WORK ITEM —
In the entries that follow, find every line containing "Samples" and copy it.

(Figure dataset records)

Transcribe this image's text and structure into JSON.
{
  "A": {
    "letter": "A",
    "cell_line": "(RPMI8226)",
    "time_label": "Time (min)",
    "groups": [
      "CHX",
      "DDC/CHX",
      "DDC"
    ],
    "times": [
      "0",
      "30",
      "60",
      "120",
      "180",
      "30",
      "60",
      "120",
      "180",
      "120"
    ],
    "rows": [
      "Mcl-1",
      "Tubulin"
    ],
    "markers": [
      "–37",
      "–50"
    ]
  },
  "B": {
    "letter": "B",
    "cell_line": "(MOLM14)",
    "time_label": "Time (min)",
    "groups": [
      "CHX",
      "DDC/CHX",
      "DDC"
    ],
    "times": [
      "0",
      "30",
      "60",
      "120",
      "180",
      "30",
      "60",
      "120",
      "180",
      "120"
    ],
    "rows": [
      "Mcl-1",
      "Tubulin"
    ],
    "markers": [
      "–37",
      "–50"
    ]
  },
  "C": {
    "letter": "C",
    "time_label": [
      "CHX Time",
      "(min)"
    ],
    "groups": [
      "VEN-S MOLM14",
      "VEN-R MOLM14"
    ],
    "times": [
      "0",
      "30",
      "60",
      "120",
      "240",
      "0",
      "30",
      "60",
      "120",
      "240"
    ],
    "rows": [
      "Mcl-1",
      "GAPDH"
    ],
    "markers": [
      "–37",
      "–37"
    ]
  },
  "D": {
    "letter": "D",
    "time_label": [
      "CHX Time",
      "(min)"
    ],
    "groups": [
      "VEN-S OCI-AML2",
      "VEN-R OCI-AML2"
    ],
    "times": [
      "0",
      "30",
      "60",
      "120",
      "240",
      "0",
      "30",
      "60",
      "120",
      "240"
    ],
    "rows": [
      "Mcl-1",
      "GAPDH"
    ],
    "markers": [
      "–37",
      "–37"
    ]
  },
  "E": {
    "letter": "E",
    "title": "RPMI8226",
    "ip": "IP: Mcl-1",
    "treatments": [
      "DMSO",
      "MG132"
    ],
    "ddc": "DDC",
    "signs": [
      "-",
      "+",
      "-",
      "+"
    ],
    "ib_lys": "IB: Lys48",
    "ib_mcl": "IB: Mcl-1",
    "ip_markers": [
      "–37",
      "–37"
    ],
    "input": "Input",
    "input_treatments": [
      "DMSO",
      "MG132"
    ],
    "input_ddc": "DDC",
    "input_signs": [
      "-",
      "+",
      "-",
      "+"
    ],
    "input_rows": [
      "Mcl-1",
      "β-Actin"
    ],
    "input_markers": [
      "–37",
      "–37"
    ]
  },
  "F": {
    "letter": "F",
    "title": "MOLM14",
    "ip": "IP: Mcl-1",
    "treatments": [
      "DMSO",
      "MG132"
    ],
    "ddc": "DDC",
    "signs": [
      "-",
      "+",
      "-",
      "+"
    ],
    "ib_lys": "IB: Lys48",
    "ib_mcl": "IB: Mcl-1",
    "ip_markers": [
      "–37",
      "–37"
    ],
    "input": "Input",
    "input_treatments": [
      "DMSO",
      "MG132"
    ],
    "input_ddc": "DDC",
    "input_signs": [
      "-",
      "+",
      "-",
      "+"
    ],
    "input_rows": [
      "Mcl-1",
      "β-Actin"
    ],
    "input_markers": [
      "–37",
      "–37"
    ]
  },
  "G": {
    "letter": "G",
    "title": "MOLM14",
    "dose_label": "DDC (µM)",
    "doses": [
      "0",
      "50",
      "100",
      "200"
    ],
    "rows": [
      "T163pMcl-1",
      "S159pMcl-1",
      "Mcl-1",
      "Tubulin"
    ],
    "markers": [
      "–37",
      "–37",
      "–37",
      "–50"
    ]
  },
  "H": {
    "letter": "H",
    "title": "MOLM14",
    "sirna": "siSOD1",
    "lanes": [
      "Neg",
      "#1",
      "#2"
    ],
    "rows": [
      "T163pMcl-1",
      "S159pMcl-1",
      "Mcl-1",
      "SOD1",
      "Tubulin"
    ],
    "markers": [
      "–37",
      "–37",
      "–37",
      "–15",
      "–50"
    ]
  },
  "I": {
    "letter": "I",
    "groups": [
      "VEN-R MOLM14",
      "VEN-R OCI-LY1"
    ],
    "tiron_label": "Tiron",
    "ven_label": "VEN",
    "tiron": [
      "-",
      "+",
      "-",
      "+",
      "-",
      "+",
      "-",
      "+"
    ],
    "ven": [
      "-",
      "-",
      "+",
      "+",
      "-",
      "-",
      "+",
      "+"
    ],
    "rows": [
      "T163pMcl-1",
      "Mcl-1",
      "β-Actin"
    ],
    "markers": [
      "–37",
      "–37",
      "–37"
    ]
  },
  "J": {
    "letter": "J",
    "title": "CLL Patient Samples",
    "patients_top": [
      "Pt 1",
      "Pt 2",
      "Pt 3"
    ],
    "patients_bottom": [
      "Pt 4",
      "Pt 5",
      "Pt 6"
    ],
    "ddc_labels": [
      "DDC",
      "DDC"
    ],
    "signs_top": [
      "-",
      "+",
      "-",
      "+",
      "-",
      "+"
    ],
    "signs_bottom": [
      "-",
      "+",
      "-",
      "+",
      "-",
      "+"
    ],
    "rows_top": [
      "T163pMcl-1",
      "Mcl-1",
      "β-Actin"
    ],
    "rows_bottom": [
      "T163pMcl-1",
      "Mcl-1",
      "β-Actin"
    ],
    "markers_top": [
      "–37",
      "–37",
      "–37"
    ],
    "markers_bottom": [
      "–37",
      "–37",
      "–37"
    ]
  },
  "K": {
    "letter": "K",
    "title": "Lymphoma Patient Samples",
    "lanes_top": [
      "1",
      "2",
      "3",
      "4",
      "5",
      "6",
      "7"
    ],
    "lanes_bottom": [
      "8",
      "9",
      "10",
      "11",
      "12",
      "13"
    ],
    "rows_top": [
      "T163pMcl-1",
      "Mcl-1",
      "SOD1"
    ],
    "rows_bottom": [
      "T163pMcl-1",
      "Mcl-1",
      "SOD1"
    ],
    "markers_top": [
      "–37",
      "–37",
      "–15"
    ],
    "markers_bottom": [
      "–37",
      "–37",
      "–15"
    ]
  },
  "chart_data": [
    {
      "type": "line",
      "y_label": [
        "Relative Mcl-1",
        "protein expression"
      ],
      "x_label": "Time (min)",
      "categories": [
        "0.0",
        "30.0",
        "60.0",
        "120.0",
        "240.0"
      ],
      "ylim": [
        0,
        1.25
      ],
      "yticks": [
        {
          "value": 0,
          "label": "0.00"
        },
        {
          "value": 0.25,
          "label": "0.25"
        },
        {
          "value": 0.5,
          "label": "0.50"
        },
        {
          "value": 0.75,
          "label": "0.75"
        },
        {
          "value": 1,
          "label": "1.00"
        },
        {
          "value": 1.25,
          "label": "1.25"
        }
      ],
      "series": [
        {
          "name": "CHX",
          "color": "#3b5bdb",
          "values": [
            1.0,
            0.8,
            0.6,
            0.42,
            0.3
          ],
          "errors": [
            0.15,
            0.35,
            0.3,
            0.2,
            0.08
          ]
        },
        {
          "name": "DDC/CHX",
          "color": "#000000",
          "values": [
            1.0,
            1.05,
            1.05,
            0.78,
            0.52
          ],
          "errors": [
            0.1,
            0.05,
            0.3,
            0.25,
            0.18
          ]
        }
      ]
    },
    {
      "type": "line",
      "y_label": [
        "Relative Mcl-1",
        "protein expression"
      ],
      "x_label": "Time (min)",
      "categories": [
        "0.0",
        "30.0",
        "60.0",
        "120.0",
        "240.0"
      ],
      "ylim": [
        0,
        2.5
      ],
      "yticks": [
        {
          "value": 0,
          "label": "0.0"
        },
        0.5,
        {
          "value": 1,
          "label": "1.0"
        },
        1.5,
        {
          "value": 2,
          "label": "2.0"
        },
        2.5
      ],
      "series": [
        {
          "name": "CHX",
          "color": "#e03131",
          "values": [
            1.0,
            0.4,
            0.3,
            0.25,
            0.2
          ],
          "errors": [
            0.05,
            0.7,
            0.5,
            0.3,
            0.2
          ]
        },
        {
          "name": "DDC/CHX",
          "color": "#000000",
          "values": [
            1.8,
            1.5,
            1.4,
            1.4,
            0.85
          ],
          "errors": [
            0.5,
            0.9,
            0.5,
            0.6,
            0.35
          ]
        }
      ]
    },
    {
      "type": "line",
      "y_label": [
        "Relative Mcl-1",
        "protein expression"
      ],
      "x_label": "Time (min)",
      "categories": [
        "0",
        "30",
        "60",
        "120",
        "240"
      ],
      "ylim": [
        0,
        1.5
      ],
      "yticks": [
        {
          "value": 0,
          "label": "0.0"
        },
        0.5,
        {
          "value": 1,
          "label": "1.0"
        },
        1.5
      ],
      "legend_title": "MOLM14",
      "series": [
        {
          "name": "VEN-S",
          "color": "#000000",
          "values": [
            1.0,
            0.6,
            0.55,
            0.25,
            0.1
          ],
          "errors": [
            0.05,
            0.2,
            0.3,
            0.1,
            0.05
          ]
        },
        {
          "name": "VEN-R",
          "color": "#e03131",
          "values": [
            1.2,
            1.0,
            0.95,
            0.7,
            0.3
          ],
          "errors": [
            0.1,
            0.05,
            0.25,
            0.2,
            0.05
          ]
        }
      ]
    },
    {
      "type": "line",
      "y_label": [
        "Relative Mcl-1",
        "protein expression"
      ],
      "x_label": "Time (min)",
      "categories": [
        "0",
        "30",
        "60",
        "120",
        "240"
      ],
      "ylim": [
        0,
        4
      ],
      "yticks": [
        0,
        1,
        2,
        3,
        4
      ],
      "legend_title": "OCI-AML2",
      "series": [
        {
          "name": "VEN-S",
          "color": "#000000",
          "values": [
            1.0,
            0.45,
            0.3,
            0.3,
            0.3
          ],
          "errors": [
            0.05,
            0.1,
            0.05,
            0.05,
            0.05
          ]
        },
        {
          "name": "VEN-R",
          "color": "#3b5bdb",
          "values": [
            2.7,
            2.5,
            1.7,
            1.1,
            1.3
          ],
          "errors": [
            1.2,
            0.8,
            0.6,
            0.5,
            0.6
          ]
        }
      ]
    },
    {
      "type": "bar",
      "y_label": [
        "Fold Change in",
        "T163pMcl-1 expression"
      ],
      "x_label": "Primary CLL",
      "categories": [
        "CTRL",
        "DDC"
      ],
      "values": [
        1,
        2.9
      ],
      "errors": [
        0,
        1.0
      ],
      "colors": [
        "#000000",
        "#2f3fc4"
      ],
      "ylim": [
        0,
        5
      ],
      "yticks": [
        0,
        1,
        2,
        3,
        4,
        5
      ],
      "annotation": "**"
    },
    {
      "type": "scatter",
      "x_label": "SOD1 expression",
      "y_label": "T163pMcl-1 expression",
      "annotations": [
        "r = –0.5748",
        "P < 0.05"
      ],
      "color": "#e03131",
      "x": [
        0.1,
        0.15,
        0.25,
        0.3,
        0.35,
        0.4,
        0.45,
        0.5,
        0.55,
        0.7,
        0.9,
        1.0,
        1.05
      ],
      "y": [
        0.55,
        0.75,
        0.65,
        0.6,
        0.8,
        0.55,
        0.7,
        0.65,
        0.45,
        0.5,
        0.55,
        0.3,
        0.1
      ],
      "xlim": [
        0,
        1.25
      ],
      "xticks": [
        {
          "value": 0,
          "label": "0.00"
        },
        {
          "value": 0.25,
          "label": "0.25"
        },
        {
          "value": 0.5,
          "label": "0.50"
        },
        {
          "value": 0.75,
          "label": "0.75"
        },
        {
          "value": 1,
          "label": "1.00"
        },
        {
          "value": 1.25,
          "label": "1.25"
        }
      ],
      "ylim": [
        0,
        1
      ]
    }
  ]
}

SOLUTION BELOW —
    "title": "CLL Patient Samples",
    "title": "Lymphoma Patient Samples",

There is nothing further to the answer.